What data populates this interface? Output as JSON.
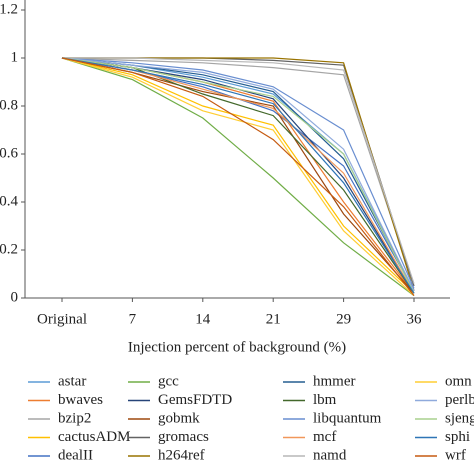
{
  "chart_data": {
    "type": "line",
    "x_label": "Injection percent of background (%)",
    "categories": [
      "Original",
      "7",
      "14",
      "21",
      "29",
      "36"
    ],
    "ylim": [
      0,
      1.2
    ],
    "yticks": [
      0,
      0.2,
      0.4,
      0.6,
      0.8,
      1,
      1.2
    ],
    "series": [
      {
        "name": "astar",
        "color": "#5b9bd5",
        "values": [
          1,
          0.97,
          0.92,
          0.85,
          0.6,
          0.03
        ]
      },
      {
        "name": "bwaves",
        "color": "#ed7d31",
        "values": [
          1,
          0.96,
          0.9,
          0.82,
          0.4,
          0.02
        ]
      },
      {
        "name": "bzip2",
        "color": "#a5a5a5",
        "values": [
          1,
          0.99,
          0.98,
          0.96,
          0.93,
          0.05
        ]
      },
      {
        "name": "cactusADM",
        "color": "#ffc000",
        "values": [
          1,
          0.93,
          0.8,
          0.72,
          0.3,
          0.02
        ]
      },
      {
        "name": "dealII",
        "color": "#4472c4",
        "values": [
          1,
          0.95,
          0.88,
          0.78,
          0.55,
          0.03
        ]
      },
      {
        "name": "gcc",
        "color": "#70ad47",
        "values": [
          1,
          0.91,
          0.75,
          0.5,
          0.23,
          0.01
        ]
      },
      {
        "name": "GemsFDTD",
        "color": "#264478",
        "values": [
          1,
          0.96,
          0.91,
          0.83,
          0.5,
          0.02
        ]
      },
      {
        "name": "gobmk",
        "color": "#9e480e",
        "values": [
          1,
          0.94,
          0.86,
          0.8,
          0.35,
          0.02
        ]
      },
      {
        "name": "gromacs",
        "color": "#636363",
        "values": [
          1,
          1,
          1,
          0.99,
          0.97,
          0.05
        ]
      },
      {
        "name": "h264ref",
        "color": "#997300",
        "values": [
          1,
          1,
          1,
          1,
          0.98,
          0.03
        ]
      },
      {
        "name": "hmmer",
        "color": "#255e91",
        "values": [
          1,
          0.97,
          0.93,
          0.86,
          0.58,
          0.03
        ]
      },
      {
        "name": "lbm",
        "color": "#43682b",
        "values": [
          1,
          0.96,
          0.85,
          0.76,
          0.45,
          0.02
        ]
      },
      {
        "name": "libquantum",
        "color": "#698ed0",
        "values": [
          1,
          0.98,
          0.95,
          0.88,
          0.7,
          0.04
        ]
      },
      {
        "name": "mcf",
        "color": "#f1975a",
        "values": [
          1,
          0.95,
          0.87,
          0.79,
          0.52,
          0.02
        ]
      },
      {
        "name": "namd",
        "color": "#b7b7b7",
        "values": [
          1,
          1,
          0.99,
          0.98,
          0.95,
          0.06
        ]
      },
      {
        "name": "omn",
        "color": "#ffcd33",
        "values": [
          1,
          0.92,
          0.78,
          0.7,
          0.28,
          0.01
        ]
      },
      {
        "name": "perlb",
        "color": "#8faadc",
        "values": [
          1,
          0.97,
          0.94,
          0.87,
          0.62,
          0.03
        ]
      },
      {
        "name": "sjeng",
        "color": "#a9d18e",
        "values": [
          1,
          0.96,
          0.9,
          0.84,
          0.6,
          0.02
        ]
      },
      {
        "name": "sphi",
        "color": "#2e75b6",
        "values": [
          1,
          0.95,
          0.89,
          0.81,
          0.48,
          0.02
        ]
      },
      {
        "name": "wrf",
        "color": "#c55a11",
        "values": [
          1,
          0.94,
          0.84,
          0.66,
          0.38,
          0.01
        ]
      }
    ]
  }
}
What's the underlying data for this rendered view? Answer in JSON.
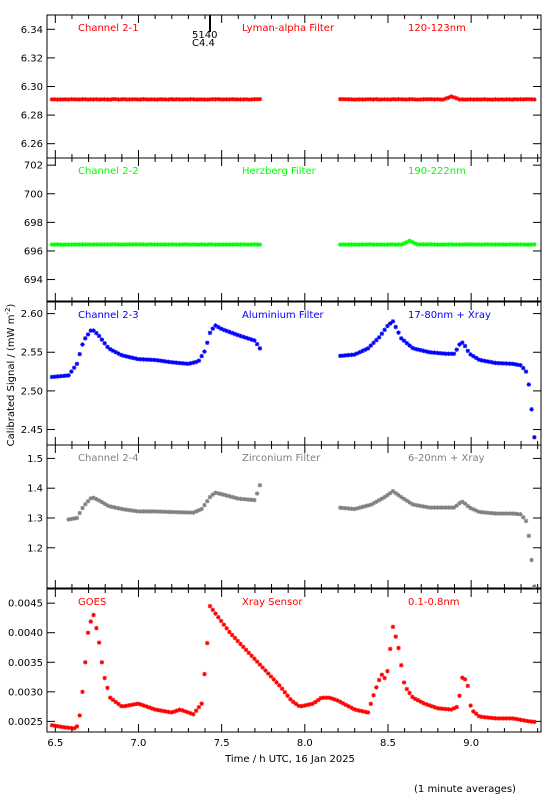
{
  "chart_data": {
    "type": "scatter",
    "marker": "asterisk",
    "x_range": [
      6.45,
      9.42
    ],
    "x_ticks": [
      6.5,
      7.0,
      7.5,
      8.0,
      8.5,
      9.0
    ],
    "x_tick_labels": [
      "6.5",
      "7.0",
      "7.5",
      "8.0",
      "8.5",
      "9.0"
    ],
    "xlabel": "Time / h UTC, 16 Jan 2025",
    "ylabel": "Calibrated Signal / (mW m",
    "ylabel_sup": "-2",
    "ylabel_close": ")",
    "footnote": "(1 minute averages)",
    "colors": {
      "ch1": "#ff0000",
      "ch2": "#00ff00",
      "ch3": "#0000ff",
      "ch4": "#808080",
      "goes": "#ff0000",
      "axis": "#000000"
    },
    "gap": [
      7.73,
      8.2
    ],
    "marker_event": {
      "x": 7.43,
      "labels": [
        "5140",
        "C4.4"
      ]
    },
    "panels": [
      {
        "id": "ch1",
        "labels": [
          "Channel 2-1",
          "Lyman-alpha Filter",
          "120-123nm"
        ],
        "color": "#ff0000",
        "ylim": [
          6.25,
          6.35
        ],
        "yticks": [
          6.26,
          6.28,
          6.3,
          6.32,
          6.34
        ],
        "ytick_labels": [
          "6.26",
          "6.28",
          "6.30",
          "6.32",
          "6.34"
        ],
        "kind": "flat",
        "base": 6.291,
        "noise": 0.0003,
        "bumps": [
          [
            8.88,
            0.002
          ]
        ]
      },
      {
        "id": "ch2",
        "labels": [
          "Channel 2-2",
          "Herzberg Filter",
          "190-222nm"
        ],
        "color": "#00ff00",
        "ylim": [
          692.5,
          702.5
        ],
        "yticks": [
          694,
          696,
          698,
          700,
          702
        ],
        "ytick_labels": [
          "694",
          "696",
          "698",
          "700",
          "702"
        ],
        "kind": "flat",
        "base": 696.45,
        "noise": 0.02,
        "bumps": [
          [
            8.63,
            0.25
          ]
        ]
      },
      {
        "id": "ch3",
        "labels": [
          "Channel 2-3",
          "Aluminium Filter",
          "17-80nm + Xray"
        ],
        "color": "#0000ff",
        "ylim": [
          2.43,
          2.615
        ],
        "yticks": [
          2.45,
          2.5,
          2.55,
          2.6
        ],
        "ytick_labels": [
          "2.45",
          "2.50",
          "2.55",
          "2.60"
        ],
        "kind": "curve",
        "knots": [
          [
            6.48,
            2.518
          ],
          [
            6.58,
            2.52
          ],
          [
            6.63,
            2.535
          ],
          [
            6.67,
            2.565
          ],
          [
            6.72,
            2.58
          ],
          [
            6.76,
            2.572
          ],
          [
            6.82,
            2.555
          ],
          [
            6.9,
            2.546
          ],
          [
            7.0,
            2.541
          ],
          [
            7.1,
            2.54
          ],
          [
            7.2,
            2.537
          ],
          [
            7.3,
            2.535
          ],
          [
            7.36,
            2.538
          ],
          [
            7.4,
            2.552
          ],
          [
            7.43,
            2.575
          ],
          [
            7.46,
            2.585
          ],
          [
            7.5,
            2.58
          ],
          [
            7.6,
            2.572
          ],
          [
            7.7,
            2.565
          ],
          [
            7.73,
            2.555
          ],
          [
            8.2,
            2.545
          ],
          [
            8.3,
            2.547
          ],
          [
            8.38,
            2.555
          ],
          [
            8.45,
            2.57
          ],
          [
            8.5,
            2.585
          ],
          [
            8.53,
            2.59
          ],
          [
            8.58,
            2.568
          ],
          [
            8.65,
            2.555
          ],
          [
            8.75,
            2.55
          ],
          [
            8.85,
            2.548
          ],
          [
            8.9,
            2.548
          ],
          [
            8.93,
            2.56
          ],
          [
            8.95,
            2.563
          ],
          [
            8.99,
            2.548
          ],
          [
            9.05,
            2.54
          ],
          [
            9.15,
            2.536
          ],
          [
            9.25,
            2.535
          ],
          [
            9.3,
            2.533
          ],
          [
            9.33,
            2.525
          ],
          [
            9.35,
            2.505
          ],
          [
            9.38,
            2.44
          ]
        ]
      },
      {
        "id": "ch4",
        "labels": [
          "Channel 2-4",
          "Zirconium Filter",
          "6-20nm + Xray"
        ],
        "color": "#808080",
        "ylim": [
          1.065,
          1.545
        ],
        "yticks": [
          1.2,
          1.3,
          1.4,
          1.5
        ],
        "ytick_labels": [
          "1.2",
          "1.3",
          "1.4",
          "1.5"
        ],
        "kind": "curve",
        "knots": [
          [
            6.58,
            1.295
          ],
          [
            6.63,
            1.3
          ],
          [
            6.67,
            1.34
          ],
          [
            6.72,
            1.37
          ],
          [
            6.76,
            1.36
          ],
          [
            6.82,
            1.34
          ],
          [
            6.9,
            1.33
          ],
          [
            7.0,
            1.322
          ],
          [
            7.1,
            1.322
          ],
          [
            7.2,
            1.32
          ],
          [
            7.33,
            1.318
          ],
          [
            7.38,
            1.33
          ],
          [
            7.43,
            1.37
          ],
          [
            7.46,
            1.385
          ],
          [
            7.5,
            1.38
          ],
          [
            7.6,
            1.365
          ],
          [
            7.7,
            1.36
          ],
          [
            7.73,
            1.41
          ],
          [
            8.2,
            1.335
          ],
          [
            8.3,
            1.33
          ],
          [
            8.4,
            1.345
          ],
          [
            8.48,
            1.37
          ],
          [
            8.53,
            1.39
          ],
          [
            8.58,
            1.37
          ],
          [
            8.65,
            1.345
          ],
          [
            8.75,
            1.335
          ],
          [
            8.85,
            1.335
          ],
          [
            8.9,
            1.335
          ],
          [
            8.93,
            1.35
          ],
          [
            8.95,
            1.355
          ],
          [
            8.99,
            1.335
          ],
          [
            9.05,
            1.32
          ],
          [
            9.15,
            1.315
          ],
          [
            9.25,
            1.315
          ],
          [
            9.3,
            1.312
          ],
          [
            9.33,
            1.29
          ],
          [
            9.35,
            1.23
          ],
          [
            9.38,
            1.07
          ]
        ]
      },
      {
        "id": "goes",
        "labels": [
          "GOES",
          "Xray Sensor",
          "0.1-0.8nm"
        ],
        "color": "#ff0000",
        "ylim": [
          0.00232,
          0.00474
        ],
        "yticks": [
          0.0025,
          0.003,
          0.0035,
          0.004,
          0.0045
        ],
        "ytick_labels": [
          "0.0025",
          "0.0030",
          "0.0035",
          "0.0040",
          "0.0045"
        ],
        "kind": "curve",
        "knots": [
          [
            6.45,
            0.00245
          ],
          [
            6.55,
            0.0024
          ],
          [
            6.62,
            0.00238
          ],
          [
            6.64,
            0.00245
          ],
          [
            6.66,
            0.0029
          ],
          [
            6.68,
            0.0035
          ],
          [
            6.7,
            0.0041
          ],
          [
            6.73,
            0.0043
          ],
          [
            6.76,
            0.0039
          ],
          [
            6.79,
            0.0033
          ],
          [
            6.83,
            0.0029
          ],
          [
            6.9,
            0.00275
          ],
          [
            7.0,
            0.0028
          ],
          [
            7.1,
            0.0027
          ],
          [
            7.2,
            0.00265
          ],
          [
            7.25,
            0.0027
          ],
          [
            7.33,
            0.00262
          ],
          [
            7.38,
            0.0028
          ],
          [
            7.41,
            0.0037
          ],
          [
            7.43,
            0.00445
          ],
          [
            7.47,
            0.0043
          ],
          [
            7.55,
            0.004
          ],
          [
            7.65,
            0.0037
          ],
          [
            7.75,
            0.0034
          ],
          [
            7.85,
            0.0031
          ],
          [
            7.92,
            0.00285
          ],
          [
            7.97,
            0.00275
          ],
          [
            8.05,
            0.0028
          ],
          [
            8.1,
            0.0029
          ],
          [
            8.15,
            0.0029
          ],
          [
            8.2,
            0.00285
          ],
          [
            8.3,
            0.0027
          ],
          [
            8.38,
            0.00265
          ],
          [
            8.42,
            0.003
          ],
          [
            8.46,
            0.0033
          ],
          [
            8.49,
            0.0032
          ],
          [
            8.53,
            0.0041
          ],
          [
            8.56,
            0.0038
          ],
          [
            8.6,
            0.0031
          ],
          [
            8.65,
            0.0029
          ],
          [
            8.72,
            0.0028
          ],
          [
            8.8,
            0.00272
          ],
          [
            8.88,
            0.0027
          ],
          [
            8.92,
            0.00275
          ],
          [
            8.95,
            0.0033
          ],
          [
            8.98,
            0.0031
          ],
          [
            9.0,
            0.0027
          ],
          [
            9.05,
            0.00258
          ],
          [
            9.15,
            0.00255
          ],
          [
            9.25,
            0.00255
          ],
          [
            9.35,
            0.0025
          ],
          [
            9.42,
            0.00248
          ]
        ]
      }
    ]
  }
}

------

Find the lines above that contain the word "JSON" and collect them.

What data populates this interface? Output as JSON.
What's the underlying data for this rendered view? Answer in JSON.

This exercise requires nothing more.